======== GIVEN RECORDS
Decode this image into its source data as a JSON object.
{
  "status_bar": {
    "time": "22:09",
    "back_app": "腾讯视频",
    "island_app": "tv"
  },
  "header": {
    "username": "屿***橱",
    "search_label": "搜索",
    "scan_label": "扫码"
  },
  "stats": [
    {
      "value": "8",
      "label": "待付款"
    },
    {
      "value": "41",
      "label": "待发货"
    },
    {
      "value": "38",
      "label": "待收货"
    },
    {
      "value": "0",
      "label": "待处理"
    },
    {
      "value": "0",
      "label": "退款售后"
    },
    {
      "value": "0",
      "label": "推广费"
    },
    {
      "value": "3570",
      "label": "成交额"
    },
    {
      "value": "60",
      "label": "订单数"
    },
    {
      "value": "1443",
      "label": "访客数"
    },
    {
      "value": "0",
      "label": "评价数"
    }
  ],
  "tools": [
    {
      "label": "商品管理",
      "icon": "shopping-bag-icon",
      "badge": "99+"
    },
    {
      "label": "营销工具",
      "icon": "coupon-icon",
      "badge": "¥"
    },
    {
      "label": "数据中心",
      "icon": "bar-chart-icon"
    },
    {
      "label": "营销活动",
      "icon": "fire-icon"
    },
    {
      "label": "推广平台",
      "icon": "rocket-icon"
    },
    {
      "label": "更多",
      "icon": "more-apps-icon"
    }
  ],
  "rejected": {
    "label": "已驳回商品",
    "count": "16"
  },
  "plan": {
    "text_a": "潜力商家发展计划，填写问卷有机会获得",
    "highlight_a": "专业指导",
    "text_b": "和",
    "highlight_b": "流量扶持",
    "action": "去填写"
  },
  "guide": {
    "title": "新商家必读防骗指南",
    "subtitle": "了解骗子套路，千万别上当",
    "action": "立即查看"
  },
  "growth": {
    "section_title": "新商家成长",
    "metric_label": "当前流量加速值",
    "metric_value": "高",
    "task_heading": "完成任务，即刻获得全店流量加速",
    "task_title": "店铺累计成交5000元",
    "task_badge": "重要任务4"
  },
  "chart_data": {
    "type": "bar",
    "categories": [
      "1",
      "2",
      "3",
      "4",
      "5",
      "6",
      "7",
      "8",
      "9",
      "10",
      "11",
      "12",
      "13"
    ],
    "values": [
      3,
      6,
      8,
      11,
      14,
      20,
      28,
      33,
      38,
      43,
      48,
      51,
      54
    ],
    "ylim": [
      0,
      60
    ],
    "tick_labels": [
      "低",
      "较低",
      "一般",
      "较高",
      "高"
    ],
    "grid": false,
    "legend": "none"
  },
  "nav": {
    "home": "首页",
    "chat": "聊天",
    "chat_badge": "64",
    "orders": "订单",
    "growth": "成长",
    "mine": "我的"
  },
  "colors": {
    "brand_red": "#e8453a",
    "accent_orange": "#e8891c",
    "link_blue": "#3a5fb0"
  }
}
================
WORK INSTRUCTIONS. Give the records above again, word for word.

PROBLEM SOLUTION.
Decode this image into its source data as a JSON object.
{
  "status_bar": {
    "time": "22:09",
    "back_app": "腾讯视频",
    "island_app": "tv"
  },
  "header": {
    "username": "屿***橱",
    "search_label": "搜索",
    "scan_label": "扫码"
  },
  "stats": [
    {
      "value": "8",
      "label": "待付款"
    },
    {
      "value": "41",
      "label": "待发货"
    },
    {
      "value": "38",
      "label": "待收货"
    },
    {
      "value": "0",
      "label": "待处理"
    },
    {
      "value": "0",
      "label": "退款售后"
    },
    {
      "value": "0",
      "label": "推广费"
    },
    {
      "value": "3570",
      "label": "成交额"
    },
    {
      "value": "60",
      "label": "订单数"
    },
    {
      "value": "1443",
      "label": "访客数"
    },
    {
      "value": "0",
      "label": "评价数"
    }
  ],
  "tools": [
    {
      "label": "商品管理",
      "icon": "shopping-bag-icon",
      "badge": "99+"
    },
    {
      "label": "营销工具",
      "icon": "coupon-icon",
      "badge": "¥"
    },
    {
      "label": "数据中心",
      "icon": "bar-chart-icon"
    },
    {
      "label": "营销活动",
      "icon": "fire-icon"
    },
    {
      "label": "推广平台",
      "icon": "rocket-icon"
    },
    {
      "label": "更多",
      "icon": "more-apps-icon"
    }
  ],
  "rejected": {
    "label": "已驳回商品",
    "count": "16"
  },
  "plan": {
    "text_a": "潜力商家发展计划，填写问卷有机会获得",
    "highlight_a": "专业指导",
    "text_b": "和",
    "highlight_b": "流量扶持",
    "action": "去填写"
  },
  "guide": {
    "title": "新商家必读防骗指南",
    "subtitle": "了解骗子套路，千万别上当",
    "action": "立即查看"
  },
  "growth": {
    "section_title": "新商家成长",
    "metric_label": "当前流量加速值",
    "metric_value": "高",
    "task_heading": "完成任务，即刻获得全店流量加速",
    "task_title": "店铺累计成交5000元",
    "task_badge": "重要任务4"
  },
  "chart_data": {
    "type": "bar",
    "categories": [
      "1",
      "2",
      "3",
      "4",
      "5",
      "6",
      "7",
      "8",
      "9",
      "10",
      "11",
      "12",
      "13"
    ],
    "values": [
      3,
      6,
      8,
      11,
      14,
      20,
      28,
      33,
      38,
      43,
      48,
      51,
      54
    ],
    "ylim": [
      0,
      60
    ],
    "tick_labels": [
      "低",
      "较低",
      "一般",
      "较高",
      "高"
    ],
    "grid": false,
    "legend": "none"
  },
  "nav": {
    "home": "首页",
    "chat": "聊天",
    "chat_badge": "64",
    "orders": "订单",
    "growth": "成长",
    "mine": "我的"
  },
  "colors": {
    "brand_red": "#e8453a",
    "accent_orange": "#e8891c",
    "link_blue": "#3a5fb0"
  }
}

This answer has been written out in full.